• _Your objective_
Exactly as written, print each record in the listing.

• _Dataset entries_
━━━━━━━━━━━━━━━━━━━━

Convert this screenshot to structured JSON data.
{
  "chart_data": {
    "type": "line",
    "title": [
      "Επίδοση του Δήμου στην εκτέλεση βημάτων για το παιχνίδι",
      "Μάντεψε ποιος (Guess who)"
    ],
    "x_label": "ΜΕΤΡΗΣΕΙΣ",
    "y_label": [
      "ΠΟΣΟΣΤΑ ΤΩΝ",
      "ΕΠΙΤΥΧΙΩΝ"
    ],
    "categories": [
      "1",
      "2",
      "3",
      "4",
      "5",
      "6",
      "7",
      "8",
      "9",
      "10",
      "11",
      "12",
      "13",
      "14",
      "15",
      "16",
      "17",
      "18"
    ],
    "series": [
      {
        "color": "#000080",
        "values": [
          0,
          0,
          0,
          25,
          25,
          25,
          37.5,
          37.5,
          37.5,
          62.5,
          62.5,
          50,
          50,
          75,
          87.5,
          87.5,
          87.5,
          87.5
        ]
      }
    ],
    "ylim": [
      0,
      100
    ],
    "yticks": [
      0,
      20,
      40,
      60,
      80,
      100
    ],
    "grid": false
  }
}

━━━━━━━━━━━━━━━━━━━━

• _Solution to the exercise_
Convert this screenshot to structured JSON data.
{
  "chart_data": {
    "type": "line",
    "title": [
      "Επίδοση του Δήμου στην εκτέλεση βημάτων για το παιχνίδι",
      "Μάντεψε ποιος (Guess who)"
    ],
    "x_label": "ΜΕΤΡΗΣΕΙΣ",
    "y_label": [
      "ΠΟΣΟΣΤΑ ΤΩΝ",
      "ΕΠΙΤΥΧΙΩΝ"
    ],
    "categories": [
      "1",
      "2",
      "3",
      "4",
      "5",
      "6",
      "7",
      "8",
      "9",
      "10",
      "11",
      "12",
      "13",
      "14",
      "15",
      "16",
      "17",
      "18"
    ],
    "series": [
      {
        "color": "#000080",
        "values": [
          0,
          0,
          0,
          25,
          25,
          25,
          37.5,
          37.5,
          37.5,
          62.5,
          62.5,
          50,
          50,
          75,
          87.5,
          87.5,
          87.5,
          87.5
        ]
      }
    ],
    "ylim": [
      0,
      100
    ],
    "yticks": [
      0,
      20,
      40,
      60,
      80,
      100
    ],
    "grid": false
  }
}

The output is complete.